▶ _Required work_: Every line of the data that contains the string "revendues" must be copied.

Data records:

== == ==

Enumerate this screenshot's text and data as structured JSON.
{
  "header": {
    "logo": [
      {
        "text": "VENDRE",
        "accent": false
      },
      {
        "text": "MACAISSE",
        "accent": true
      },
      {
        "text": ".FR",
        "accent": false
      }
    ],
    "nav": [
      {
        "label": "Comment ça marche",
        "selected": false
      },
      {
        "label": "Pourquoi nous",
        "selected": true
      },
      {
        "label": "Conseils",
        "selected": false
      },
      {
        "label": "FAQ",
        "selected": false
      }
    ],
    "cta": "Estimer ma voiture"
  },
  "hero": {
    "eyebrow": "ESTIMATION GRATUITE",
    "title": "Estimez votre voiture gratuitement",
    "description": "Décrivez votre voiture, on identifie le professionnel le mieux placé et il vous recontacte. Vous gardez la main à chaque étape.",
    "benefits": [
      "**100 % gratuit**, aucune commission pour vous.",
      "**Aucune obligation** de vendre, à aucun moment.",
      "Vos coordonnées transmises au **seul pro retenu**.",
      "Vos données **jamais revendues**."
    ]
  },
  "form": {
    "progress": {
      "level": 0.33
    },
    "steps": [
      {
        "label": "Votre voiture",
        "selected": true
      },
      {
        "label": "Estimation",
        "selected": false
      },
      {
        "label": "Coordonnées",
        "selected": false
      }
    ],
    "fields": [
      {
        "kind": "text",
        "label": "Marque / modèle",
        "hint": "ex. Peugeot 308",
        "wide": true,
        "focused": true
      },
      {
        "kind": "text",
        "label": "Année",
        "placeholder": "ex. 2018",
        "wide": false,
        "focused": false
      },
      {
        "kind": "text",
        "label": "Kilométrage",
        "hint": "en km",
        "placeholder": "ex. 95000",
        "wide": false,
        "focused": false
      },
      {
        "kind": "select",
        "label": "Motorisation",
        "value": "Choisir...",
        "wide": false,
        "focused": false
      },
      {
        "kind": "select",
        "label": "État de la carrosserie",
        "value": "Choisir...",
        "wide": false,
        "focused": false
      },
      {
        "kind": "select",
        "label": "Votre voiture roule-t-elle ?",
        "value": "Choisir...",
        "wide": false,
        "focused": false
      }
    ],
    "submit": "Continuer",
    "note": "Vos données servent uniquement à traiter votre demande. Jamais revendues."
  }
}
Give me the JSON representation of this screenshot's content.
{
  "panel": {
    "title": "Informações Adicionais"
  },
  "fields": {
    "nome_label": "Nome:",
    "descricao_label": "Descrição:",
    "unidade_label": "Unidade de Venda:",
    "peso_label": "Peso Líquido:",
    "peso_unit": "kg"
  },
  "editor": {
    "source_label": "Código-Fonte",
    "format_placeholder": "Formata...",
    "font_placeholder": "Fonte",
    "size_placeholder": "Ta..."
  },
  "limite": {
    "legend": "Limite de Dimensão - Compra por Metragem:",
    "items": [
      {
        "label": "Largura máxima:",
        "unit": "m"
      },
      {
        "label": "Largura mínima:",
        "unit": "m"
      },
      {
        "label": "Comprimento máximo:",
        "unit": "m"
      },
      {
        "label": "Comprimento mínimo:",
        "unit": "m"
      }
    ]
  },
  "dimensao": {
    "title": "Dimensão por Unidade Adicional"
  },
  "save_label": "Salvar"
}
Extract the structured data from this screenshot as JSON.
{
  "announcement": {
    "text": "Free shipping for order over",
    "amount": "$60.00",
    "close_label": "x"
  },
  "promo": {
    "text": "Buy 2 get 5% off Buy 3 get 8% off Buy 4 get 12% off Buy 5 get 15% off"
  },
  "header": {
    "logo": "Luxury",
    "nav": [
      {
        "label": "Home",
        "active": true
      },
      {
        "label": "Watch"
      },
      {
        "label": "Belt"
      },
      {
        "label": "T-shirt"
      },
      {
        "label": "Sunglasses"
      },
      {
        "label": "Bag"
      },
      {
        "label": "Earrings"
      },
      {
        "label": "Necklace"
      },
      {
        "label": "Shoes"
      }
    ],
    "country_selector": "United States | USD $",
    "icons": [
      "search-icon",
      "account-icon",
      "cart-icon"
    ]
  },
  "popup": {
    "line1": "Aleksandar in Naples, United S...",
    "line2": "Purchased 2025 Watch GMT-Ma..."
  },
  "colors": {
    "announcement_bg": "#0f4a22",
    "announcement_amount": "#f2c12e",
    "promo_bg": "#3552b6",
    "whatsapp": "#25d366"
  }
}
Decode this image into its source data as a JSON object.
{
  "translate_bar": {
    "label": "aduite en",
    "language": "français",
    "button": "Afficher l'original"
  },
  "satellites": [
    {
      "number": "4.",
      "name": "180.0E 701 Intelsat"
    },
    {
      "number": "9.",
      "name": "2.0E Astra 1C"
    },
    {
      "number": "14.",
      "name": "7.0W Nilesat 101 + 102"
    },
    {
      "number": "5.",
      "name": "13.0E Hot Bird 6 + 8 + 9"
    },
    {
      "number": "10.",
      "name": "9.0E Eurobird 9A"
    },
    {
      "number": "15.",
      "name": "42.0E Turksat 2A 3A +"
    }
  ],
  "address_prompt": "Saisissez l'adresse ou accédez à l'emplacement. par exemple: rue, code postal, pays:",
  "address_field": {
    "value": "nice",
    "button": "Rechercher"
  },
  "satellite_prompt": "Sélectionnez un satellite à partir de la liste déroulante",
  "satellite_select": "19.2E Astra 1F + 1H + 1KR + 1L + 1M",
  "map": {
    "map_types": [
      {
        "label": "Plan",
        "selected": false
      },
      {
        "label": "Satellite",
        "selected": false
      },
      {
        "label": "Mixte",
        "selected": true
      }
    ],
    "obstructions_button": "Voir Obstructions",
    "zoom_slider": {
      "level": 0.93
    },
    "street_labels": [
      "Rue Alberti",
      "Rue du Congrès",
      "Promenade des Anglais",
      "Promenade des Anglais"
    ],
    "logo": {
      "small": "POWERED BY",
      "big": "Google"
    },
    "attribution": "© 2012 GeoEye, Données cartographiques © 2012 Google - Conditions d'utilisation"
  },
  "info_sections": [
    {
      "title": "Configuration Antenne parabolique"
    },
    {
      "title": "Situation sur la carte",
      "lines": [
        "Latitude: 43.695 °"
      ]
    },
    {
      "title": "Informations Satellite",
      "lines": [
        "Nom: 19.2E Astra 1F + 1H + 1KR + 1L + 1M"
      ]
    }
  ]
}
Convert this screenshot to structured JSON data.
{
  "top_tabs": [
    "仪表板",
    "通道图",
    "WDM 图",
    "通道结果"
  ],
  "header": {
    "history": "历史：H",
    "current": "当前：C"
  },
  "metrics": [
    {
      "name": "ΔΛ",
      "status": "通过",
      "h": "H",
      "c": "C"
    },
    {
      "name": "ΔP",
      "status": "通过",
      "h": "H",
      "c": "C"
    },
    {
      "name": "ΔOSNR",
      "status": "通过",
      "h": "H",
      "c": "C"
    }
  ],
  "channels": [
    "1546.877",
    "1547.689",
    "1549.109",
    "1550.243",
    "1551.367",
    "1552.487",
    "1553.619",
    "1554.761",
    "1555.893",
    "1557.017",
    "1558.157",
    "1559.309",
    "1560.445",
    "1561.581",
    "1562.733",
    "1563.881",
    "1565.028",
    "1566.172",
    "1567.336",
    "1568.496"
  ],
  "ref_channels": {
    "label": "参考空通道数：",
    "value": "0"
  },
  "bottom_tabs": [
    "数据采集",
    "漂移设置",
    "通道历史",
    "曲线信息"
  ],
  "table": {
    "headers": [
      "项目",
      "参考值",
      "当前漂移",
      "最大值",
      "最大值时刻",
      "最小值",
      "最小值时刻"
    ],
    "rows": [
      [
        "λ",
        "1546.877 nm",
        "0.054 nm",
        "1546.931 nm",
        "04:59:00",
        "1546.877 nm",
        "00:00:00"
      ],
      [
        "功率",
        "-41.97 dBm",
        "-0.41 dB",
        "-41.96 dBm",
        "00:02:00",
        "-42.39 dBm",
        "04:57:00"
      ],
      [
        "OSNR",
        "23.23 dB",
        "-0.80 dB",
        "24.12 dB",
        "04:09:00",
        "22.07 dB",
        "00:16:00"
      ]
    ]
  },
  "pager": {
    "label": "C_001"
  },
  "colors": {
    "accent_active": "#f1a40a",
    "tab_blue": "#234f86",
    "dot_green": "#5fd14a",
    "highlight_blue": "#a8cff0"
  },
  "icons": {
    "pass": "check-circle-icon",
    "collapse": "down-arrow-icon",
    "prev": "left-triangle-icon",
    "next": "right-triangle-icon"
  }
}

== == ==

▶ _Solution to this problem_:
      "Vos données **jamais revendues**."
    "note": "Vos données servent uniquement à traiter votre demande. Jamais revendues."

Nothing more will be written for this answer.